> [YOUR TASK]
Find each line holding the word "title" and give the number of such lines, nothing else.

[Collection entries]
────────────────

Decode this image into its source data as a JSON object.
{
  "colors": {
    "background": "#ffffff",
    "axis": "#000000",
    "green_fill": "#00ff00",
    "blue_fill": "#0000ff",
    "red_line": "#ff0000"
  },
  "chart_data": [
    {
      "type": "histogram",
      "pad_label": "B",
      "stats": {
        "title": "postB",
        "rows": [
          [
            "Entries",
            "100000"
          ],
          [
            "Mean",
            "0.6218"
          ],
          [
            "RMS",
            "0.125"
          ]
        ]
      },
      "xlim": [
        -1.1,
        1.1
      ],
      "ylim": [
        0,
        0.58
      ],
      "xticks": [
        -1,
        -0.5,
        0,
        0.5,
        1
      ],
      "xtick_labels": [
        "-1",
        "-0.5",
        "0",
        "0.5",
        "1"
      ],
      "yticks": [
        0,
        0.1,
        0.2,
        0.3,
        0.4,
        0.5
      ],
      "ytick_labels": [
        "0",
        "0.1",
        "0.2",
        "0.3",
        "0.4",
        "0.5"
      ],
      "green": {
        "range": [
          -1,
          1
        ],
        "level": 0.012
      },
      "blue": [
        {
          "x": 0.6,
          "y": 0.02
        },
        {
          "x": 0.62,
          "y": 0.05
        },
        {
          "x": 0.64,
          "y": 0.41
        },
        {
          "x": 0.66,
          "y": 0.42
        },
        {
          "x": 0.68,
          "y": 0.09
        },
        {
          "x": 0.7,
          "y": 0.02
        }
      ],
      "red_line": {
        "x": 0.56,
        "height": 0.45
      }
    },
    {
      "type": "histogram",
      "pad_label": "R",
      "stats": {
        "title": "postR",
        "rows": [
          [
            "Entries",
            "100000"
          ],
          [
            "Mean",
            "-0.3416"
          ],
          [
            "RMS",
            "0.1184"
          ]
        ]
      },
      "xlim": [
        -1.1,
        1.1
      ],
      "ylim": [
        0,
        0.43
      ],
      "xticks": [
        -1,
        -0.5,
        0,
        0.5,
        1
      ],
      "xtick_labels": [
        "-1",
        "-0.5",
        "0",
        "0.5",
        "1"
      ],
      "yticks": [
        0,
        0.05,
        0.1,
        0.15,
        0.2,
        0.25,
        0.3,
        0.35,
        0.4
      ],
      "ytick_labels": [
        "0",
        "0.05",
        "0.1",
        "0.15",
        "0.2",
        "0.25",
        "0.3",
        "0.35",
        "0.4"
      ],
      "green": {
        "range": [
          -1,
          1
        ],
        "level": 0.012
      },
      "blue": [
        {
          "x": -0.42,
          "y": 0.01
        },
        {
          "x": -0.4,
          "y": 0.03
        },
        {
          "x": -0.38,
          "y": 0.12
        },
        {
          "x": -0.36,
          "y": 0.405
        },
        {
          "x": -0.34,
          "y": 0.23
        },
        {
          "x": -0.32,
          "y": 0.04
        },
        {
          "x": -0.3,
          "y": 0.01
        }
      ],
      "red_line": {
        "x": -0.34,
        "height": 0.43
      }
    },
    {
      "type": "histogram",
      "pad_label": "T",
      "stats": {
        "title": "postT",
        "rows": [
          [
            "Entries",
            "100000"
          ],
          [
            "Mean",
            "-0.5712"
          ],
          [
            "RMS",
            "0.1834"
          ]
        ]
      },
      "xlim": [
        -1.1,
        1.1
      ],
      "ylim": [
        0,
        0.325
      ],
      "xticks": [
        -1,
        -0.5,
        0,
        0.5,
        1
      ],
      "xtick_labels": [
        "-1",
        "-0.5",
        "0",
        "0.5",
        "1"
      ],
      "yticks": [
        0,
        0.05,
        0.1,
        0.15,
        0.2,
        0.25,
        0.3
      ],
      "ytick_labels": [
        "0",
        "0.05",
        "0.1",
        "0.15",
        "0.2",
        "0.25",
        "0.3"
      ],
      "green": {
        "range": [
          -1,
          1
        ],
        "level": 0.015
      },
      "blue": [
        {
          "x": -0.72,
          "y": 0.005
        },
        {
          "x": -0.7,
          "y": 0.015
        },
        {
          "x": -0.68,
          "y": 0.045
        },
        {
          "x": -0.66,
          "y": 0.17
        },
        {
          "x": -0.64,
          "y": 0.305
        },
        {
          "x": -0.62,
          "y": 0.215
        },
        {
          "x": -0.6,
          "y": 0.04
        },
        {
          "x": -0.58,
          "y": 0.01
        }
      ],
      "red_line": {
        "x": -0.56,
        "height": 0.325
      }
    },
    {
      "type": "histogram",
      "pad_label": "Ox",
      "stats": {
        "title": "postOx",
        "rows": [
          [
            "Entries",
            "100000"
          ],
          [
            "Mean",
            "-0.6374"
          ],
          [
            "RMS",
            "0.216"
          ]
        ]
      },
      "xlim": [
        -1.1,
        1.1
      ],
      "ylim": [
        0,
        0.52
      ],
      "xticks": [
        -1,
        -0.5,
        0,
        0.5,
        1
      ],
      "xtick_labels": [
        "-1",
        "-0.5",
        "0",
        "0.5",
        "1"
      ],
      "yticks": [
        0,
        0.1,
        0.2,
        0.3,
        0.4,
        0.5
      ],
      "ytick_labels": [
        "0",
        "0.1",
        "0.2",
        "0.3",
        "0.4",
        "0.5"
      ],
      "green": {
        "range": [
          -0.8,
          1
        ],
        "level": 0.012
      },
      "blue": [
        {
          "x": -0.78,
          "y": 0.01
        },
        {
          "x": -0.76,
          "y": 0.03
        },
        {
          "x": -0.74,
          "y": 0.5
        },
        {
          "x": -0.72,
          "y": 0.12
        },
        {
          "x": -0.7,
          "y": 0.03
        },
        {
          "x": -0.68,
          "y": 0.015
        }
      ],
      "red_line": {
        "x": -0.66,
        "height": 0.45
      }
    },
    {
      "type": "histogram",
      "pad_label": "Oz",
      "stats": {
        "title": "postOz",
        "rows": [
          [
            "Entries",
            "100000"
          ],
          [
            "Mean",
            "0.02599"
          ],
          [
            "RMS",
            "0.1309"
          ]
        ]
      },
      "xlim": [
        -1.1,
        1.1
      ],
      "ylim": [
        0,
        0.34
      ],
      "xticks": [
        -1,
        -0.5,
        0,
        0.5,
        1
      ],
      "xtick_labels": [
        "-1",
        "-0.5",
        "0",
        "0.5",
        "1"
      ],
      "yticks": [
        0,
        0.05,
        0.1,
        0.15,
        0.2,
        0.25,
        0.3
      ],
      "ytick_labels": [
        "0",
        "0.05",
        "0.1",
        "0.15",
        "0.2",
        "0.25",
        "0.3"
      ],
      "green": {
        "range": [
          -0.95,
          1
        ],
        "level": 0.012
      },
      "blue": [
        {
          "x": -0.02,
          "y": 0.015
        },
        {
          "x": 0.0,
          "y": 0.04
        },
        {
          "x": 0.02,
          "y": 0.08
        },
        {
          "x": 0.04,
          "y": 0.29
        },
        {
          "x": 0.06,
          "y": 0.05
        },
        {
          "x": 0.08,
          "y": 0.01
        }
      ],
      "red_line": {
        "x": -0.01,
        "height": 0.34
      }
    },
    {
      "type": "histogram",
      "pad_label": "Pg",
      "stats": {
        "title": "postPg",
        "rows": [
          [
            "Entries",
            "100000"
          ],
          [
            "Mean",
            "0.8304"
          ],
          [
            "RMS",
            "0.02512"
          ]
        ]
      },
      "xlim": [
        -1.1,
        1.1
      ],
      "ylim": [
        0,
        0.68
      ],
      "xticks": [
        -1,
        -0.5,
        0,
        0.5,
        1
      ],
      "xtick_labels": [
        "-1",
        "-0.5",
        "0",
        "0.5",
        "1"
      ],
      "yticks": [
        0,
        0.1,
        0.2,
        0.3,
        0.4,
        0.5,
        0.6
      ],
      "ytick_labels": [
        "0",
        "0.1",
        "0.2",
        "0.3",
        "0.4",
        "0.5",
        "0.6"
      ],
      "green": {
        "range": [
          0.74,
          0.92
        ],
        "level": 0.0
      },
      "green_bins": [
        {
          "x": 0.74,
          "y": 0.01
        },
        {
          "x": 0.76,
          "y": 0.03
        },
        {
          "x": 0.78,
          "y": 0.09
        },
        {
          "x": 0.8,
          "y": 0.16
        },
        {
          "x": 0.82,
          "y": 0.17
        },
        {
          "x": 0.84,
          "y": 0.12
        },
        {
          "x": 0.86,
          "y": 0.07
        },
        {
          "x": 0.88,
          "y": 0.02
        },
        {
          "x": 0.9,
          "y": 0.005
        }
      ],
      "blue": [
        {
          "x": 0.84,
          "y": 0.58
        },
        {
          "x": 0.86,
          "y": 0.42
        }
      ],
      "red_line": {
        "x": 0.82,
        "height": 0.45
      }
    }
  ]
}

────────────────

> [WRITTEN SOLUTION]
6